+++ SOURCE DATA +++
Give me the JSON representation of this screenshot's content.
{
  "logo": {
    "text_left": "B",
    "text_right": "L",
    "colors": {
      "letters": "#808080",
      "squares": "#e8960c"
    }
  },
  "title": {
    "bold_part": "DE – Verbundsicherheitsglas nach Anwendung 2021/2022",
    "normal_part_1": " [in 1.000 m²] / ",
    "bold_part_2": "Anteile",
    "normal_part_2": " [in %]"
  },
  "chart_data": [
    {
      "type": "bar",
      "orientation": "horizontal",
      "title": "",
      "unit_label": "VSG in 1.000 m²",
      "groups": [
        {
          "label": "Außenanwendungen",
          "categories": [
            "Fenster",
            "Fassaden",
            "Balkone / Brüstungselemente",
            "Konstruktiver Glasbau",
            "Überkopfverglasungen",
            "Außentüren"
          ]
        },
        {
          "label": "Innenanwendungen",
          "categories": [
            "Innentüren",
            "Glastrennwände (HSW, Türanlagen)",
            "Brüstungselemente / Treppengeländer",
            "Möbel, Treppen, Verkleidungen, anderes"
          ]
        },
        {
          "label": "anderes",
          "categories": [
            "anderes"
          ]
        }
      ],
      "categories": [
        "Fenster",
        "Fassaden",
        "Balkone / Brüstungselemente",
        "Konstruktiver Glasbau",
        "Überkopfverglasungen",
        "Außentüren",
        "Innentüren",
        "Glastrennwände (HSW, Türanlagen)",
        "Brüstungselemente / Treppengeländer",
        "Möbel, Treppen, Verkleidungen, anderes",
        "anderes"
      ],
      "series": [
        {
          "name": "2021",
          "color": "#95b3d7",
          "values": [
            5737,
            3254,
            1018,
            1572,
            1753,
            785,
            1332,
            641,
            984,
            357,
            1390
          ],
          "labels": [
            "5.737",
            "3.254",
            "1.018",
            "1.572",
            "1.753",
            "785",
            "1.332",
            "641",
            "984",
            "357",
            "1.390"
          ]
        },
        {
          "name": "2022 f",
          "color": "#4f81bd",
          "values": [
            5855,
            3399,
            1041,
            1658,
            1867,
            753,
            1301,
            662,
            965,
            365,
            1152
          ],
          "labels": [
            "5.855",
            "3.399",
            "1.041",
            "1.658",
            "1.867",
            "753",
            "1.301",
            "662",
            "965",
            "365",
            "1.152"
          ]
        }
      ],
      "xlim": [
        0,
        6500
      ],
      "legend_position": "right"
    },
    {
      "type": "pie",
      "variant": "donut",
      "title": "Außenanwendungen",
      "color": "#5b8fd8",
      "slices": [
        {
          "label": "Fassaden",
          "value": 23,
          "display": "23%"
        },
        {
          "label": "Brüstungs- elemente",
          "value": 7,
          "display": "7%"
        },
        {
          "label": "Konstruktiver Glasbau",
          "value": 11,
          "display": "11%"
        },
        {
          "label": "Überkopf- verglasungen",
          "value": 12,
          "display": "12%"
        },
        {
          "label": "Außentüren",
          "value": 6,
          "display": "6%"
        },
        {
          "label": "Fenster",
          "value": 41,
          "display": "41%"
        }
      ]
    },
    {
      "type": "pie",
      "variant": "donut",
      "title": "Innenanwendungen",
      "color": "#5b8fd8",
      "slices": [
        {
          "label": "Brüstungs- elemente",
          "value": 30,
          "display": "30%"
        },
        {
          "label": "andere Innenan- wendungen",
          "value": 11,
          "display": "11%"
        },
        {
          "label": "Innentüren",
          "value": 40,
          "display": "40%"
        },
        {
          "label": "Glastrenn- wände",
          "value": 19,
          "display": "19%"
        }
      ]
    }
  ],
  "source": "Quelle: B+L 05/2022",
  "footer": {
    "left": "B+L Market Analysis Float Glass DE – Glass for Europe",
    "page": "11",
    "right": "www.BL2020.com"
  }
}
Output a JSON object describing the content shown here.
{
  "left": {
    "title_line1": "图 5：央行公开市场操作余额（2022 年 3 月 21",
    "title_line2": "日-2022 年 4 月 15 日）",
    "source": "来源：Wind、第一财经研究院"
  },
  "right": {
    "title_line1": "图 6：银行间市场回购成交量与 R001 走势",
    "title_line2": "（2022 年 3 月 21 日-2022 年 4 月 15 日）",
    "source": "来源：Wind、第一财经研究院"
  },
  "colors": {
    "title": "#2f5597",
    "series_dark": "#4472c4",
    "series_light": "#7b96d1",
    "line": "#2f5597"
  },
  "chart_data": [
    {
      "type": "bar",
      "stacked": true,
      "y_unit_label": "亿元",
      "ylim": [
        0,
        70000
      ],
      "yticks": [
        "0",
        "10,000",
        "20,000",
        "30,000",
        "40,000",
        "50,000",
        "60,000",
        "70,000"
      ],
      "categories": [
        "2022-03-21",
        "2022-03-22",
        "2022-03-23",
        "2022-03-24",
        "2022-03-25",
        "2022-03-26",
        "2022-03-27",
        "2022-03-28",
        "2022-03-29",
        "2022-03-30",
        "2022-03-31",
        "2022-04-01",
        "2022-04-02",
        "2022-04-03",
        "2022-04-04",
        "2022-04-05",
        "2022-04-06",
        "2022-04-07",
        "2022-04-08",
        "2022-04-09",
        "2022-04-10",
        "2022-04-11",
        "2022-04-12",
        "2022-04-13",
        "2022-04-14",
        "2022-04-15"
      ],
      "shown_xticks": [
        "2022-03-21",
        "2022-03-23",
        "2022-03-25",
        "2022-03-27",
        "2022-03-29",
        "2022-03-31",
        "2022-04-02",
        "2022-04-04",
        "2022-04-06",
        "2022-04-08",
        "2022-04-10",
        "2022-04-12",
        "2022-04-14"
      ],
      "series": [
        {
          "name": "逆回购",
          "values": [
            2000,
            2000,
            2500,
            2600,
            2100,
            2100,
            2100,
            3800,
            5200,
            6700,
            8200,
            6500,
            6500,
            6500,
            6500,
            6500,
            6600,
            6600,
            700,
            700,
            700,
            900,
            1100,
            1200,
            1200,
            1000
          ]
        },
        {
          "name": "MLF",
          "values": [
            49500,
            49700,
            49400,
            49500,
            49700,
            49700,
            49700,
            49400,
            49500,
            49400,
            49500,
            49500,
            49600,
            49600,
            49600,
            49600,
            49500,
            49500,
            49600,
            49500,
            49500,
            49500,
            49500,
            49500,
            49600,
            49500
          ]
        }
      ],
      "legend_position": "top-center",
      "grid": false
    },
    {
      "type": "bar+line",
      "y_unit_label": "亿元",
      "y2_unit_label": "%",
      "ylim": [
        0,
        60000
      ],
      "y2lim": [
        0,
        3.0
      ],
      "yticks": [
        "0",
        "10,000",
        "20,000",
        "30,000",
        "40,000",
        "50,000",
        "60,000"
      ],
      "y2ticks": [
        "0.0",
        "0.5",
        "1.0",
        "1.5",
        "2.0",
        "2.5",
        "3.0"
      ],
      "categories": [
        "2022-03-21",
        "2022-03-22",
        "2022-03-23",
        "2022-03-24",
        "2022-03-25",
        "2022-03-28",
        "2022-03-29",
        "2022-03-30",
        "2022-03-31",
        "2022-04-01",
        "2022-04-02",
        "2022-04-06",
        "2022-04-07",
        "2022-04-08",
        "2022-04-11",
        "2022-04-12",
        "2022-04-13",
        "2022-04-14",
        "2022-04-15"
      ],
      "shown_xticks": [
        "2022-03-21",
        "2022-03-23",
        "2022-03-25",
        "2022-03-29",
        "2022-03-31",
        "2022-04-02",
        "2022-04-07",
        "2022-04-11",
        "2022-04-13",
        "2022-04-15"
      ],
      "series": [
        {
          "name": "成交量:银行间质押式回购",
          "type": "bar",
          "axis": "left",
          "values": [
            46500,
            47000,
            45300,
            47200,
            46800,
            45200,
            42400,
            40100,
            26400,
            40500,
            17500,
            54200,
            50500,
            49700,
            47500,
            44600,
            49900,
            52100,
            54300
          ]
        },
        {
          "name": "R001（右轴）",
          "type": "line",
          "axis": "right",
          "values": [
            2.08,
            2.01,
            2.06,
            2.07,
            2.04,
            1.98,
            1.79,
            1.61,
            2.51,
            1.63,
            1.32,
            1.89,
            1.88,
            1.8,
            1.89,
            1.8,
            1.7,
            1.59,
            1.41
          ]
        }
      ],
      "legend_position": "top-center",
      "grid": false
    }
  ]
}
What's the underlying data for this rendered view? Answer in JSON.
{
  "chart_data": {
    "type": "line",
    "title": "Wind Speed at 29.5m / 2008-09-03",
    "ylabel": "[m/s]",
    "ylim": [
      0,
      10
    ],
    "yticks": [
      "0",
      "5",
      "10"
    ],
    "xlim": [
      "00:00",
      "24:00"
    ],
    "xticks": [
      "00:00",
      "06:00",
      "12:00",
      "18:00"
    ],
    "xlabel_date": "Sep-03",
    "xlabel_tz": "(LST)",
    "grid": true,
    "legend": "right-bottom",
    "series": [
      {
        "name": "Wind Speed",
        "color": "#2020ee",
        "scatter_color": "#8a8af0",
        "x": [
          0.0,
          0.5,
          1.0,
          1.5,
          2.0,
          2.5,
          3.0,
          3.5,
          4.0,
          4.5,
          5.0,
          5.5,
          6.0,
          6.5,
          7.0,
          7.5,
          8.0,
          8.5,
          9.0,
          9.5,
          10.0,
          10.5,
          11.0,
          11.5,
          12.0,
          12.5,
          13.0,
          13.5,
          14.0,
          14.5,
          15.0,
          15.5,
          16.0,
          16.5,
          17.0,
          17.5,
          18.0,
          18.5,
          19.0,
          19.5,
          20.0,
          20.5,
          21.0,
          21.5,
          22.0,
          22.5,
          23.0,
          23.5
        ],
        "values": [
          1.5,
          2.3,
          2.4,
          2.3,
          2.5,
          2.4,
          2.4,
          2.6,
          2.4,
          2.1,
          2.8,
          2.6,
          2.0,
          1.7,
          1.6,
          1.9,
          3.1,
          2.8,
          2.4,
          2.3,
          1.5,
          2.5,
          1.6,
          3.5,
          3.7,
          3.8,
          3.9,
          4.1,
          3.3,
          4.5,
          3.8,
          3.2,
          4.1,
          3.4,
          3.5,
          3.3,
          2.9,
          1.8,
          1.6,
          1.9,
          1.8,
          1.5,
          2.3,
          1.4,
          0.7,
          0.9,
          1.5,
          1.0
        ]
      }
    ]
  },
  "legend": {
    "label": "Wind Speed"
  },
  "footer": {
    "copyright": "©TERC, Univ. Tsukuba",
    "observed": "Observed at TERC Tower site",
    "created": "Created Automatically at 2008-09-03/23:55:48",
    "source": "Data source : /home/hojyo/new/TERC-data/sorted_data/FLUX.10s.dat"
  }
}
+++
SET PROBLEM
Copy all lines of the material above where the string "Wind" occurs.

RESPONSE TO THE EXERCISE
    "source": "来源：Wind、第一财经研究院"
    "source": "来源：Wind、第一财经研究院"
    "title": "Wind Speed at 29.5m / 2008-09-03",
        "name": "Wind Speed",
    "label": "Wind Speed"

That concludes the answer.